▶ _REQUIREMENT_
Retype all the rows below exactly as they appear, leaving out the pictures.

▶ _EXERCISE INPUT_
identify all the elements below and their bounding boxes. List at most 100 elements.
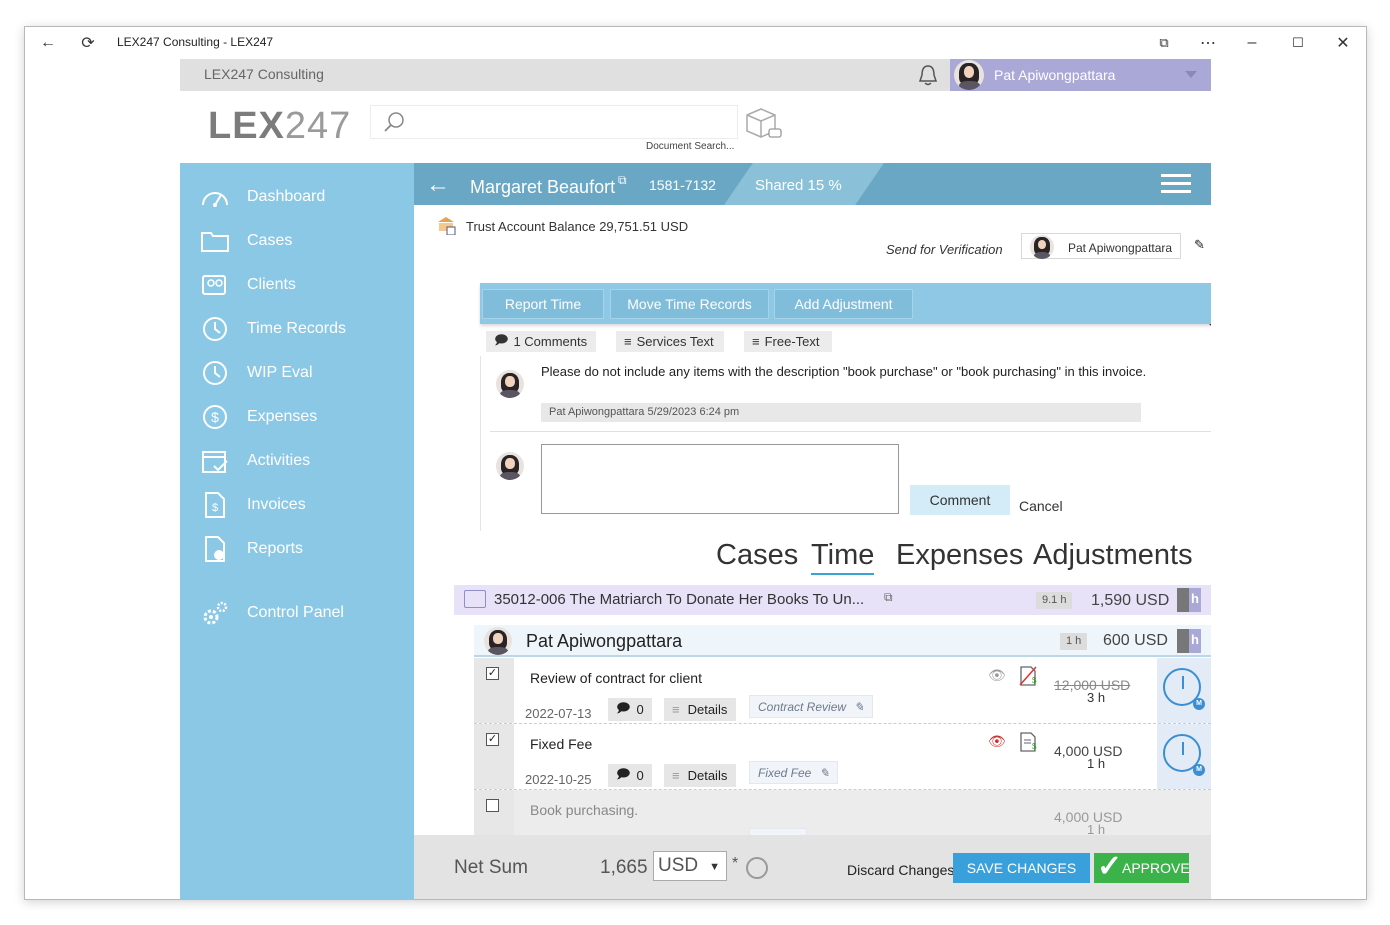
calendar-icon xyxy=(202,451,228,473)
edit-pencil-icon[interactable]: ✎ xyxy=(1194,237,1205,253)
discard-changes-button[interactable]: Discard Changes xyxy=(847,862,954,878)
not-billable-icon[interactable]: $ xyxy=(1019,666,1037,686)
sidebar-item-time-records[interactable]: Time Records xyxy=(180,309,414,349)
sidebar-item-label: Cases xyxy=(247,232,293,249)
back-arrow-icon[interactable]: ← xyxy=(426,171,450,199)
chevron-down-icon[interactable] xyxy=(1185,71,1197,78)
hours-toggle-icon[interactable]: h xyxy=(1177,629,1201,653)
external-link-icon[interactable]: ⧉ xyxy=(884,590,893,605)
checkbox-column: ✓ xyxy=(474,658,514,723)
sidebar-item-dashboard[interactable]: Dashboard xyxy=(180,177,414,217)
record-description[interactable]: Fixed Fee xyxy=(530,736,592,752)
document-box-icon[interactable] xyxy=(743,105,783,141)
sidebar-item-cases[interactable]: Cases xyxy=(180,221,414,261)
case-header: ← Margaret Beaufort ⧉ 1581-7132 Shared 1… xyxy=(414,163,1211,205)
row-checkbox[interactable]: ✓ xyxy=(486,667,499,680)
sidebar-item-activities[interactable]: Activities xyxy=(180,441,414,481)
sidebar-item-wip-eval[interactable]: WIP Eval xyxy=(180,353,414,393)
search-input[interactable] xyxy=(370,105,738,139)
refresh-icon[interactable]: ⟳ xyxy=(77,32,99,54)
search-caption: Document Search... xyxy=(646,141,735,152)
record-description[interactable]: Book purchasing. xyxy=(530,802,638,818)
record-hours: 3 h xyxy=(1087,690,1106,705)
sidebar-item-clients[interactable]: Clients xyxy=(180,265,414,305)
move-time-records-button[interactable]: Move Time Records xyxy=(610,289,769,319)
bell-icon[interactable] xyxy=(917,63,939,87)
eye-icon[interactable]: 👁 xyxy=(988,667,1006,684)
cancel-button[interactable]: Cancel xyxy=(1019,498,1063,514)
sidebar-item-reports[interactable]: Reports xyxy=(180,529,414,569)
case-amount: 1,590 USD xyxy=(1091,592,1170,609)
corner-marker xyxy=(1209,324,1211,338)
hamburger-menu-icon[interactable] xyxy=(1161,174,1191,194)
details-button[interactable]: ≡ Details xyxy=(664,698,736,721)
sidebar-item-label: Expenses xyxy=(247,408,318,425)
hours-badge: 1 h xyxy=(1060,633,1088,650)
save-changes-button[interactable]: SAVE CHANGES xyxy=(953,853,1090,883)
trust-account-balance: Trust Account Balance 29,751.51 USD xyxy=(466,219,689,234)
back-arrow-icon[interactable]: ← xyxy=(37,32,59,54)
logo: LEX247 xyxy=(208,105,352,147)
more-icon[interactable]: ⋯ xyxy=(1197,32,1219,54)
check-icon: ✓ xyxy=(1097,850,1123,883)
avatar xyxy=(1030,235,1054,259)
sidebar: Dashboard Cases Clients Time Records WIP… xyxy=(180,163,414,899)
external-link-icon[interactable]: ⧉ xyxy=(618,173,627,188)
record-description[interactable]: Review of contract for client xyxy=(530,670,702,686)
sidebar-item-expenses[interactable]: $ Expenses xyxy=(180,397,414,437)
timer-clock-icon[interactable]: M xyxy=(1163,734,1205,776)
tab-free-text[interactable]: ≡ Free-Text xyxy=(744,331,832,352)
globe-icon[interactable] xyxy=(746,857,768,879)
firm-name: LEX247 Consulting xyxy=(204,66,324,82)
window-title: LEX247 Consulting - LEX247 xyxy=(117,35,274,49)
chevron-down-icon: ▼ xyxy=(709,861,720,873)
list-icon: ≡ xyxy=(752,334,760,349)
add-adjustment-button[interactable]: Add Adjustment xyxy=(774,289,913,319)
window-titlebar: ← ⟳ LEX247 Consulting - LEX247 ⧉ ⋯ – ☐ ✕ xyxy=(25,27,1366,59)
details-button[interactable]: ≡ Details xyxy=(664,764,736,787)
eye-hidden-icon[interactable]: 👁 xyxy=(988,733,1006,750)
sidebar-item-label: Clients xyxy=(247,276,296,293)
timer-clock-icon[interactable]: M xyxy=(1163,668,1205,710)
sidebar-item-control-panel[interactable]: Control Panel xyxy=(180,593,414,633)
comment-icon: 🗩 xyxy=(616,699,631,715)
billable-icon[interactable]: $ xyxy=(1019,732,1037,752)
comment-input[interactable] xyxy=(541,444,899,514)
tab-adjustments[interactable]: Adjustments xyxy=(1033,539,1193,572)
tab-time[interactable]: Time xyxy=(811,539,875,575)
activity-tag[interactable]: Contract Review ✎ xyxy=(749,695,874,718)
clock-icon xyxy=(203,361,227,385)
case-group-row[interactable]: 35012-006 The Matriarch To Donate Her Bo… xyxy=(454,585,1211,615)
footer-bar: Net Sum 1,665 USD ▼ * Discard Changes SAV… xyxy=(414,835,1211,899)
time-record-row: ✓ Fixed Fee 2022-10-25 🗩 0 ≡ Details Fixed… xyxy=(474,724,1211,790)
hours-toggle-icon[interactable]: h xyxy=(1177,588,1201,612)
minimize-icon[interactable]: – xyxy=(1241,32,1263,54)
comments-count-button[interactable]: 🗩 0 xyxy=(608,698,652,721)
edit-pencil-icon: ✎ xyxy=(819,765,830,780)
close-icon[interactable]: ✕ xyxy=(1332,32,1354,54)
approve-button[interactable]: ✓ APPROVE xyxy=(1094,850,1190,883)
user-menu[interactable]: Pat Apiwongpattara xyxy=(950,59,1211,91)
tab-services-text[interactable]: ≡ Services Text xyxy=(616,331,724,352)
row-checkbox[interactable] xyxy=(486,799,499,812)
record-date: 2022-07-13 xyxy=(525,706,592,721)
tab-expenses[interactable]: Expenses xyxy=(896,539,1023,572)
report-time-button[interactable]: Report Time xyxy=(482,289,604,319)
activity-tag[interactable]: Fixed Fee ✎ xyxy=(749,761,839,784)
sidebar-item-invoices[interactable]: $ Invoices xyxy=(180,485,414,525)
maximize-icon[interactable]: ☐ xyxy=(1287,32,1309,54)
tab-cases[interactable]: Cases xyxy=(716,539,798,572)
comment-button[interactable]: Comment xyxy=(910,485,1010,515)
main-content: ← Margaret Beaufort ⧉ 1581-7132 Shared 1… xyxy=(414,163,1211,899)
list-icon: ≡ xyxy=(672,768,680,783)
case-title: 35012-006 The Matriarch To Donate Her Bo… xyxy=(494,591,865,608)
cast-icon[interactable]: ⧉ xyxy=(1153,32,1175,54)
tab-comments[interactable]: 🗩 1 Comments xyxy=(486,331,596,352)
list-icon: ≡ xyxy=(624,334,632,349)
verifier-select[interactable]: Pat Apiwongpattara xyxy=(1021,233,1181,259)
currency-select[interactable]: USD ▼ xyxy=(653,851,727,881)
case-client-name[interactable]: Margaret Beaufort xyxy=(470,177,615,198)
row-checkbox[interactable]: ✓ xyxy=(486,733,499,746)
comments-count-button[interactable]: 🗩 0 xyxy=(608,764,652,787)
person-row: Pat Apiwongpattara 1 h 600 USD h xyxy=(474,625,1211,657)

▶ _RESULT_
identify all the elements below and their bounding boxes. List at most 100 elements.
calendar-icon xyxy=(202,451,228,473)
edit-pencil-icon[interactable]: ✎ xyxy=(1194,237,1205,253)
discard-changes-button[interactable]: Discard Changes xyxy=(847,862,954,878)
not-billable-icon[interactable]: $ xyxy=(1019,666,1037,686)
sidebar-item-time-records[interactable]: Time Records xyxy=(180,309,414,349)
sidebar-item-label: Cases xyxy=(247,232,293,249)
back-arrow-icon[interactable]: ← xyxy=(426,171,450,199)
chevron-down-icon[interactable] xyxy=(1185,71,1197,78)
hours-toggle-icon[interactable]: h xyxy=(1177,629,1201,653)
external-link-icon[interactable]: ⧉ xyxy=(884,590,893,605)
checkbox-column: ✓ xyxy=(474,658,514,723)
sidebar-item-dashboard[interactable]: Dashboard xyxy=(180,177,414,217)
record-description[interactable]: Fixed Fee xyxy=(530,736,592,752)
document-box-icon[interactable] xyxy=(743,105,783,141)
sidebar-item-cases[interactable]: Cases xyxy=(180,221,414,261)
case-header: ← Margaret Beaufort ⧉ 1581-7132 Shared 1… xyxy=(414,163,1211,205)
row-checkbox[interactable]: ✓ xyxy=(486,667,499,680)
sidebar-item-activities[interactable]: Activities xyxy=(180,441,414,481)
sidebar-item-wip-eval[interactable]: WIP Eval xyxy=(180,353,414,393)
search-input[interactable] xyxy=(370,105,738,139)
refresh-icon[interactable]: ⟳ xyxy=(77,32,99,54)
search-caption: Document Search... xyxy=(646,141,735,152)
record-description[interactable]: Book purchasing. xyxy=(530,802,638,818)
record-hours: 3 h xyxy=(1087,690,1106,705)
sidebar-item-clients[interactable]: Clients xyxy=(180,265,414,305)
move-time-records-button[interactable]: Move Time Records xyxy=(610,289,769,319)
bell-icon[interactable] xyxy=(917,63,939,87)
eye-icon[interactable]: 👁 xyxy=(988,667,1006,684)
cancel-button[interactable]: Cancel xyxy=(1019,498,1063,514)
sidebar-item-reports[interactable]: Reports xyxy=(180,529,414,569)
case-amount: 1,590 USD xyxy=(1091,592,1170,609)
corner-marker xyxy=(1209,324,1211,338)
hamburger-menu-icon[interactable] xyxy=(1161,174,1191,194)
details-button[interactable]: ≡ Details xyxy=(664,698,736,721)
sidebar-item-label: Expenses xyxy=(247,408,318,425)
hours-badge: 1 h xyxy=(1060,633,1088,650)
save-changes-button[interactable]: SAVE CHANGES xyxy=(953,853,1090,883)
trust-account-balance: Trust Account Balance 29,751.51 USD xyxy=(466,219,689,234)
back-arrow-icon[interactable]: ← xyxy=(37,32,59,54)
logo: LEX247 xyxy=(208,105,352,147)
more-icon[interactable]: ⋯ xyxy=(1197,32,1219,54)
check-icon: ✓ xyxy=(1097,850,1123,883)
avatar xyxy=(1030,235,1054,259)
sidebar: Dashboard Cases Clients Time Records WIP… xyxy=(180,163,414,899)
external-link-icon[interactable]: ⧉ xyxy=(618,173,627,188)
record-description[interactable]: Review of contract for client xyxy=(530,670,702,686)
sidebar-item-expenses[interactable]: $ Expenses xyxy=(180,397,414,437)
timer-clock-icon[interactable]: M xyxy=(1163,734,1205,776)
tab-free-text[interactable]: ≡ Free-Text xyxy=(744,331,832,352)
globe-icon[interactable] xyxy=(746,857,768,879)
firm-name: LEX247 Consulting xyxy=(204,66,324,82)
window-title: LEX247 Consulting - LEX247 xyxy=(117,35,274,49)
chevron-down-icon: ▼ xyxy=(709,861,720,873)
list-icon: ≡ xyxy=(752,334,760,349)
add-adjustment-button[interactable]: Add Adjustment xyxy=(774,289,913,319)
window-titlebar: ← ⟳ LEX247 Consulting - LEX247 ⧉ ⋯ – ☐ ✕ xyxy=(25,27,1366,59)
details-button[interactable]: ≡ Details xyxy=(664,764,736,787)
eye-hidden-icon[interactable]: 👁 xyxy=(988,733,1006,750)
sidebar-item-label: Clients xyxy=(247,276,296,293)
timer-clock-icon[interactable]: M xyxy=(1163,668,1205,710)
sidebar-item-control-panel[interactable]: Control Panel xyxy=(180,593,414,633)
comment-icon: 🗩 xyxy=(616,699,631,715)
billable-icon[interactable]: $ xyxy=(1019,732,1037,752)
comment-input[interactable] xyxy=(541,444,899,514)
tab-adjustments[interactable]: Adjustments xyxy=(1033,539,1193,572)
tab-time[interactable]: Time xyxy=(811,539,875,575)
activity-tag[interactable]: Contract Review ✎ xyxy=(749,695,874,718)
clock-icon xyxy=(203,361,227,385)
case-group-row[interactable]: 35012-006 The Matriarch To Donate Her Bo… xyxy=(454,585,1211,615)
footer-bar: Net Sum 1,665 USD ▼ * Discard Changes SAV… xyxy=(414,835,1211,899)
time-record-row: ✓ Fixed Fee 2022-10-25 🗩 0 ≡ Details Fixed… xyxy=(474,724,1211,790)
hours-toggle-icon[interactable]: h xyxy=(1177,588,1201,612)
minimize-icon[interactable]: – xyxy=(1241,32,1263,54)
comments-count-button[interactable]: 🗩 0 xyxy=(608,698,652,721)
edit-pencil-icon: ✎ xyxy=(819,765,830,780)
close-icon[interactable]: ✕ xyxy=(1332,32,1354,54)
approve-button[interactable]: ✓ APPROVE xyxy=(1094,850,1190,883)
user-menu[interactable]: Pat Apiwongpattara xyxy=(950,59,1211,91)
tab-services-text[interactable]: ≡ Services Text xyxy=(616,331,724,352)
row-checkbox[interactable] xyxy=(486,799,499,812)
record-date: 2022-07-13 xyxy=(525,706,592,721)
tab-expenses[interactable]: Expenses xyxy=(896,539,1023,572)
report-time-button[interactable]: Report Time xyxy=(482,289,604,319)
activity-tag[interactable]: Fixed Fee ✎ xyxy=(749,761,839,784)
sidebar-item-invoices[interactable]: $ Invoices xyxy=(180,485,414,525)
maximize-icon[interactable]: ☐ xyxy=(1287,32,1309,54)
tab-cases[interactable]: Cases xyxy=(716,539,798,572)
comment-button[interactable]: Comment xyxy=(910,485,1010,515)
main-content: ← Margaret Beaufort ⧉ 1581-7132 Shared 1… xyxy=(414,163,1211,899)
list-icon: ≡ xyxy=(672,768,680,783)
case-title: 35012-006 The Matriarch To Donate Her Bo… xyxy=(494,591,865,608)
cast-icon[interactable]: ⧉ xyxy=(1153,32,1175,54)
tab-comments[interactable]: 🗩 1 Comments xyxy=(486,331,596,352)
list-icon: ≡ xyxy=(624,334,632,349)
verifier-select[interactable]: Pat Apiwongpattara xyxy=(1021,233,1181,259)
currency-select[interactable]: USD ▼ xyxy=(653,851,727,881)
case-client-name[interactable]: Margaret Beaufort xyxy=(470,177,615,198)
row-checkbox[interactable]: ✓ xyxy=(486,733,499,746)
comments-count-button[interactable]: 🗩 0 xyxy=(608,764,652,787)
person-row: Pat Apiwongpattara 1 h 600 USD h xyxy=(474,625,1211,657)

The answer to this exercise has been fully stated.